**Direction**
Make an exact copy of the lines below.

··· Material to process

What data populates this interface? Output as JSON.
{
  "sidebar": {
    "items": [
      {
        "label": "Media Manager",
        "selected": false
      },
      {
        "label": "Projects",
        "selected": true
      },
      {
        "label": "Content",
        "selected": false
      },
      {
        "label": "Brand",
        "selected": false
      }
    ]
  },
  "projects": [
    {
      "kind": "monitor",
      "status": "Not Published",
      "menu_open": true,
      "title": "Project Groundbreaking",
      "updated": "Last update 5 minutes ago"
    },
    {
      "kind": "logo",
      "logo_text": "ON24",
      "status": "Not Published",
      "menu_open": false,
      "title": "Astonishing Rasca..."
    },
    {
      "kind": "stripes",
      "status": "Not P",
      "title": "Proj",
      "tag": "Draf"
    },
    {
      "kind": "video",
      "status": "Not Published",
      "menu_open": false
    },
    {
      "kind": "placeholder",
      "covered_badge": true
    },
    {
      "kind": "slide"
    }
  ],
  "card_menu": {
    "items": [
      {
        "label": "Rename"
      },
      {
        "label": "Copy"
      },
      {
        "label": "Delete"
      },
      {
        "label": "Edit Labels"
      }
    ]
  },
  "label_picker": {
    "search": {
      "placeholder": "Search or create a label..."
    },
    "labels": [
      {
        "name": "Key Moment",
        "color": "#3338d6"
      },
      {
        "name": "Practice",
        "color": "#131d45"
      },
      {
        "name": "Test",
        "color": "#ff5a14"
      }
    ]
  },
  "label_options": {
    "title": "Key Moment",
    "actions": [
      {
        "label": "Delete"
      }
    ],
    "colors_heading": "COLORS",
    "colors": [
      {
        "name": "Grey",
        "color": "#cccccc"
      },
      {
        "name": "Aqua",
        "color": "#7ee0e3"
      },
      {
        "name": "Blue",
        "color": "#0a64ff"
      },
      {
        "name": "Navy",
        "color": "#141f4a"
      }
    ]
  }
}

······

**Result below**
What data populates this interface? Output as JSON.
{
  "sidebar": {
    "items": [
      {
        "label": "Media Manager",
        "selected": false
      },
      {
        "label": "Projects",
        "selected": true
      },
      {
        "label": "Content",
        "selected": false
      },
      {
        "label": "Brand",
        "selected": false
      }
    ]
  },
  "projects": [
    {
      "kind": "monitor",
      "status": "Not Published",
      "menu_open": true,
      "title": "Project Groundbreaking",
      "updated": "Last update 5 minutes ago"
    },
    {
      "kind": "logo",
      "logo_text": "ON24",
      "status": "Not Published",
      "menu_open": false,
      "title": "Astonishing Rasca..."
    },
    {
      "kind": "stripes",
      "status": "Not P",
      "title": "Proj",
      "tag": "Draf"
    },
    {
      "kind": "video",
      "status": "Not Published",
      "menu_open": false
    },
    {
      "kind": "placeholder",
      "covered_badge": true
    },
    {
      "kind": "slide"
    }
  ],
  "card_menu": {
    "items": [
      {
        "label": "Rename"
      },
      {
        "label": "Copy"
      },
      {
        "label": "Delete"
      },
      {
        "label": "Edit Labels"
      }
    ]
  },
  "label_picker": {
    "search": {
      "placeholder": "Search or create a label..."
    },
    "labels": [
      {
        "name": "Key Moment",
        "color": "#3338d6"
      },
      {
        "name": "Practice",
        "color": "#131d45"
      },
      {
        "name": "Test",
        "color": "#ff5a14"
      }
    ]
  },
  "label_options": {
    "title": "Key Moment",
    "actions": [
      {
        "label": "Delete"
      }
    ],
    "colors_heading": "COLORS",
    "colors": [
      {
        "name": "Grey",
        "color": "#cccccc"
      },
      {
        "name": "Aqua",
        "color": "#7ee0e3"
      },
      {
        "name": "Blue",
        "color": "#0a64ff"
      },
      {
        "name": "Navy",
        "color": "#141f4a"
      }
    ]
  }
}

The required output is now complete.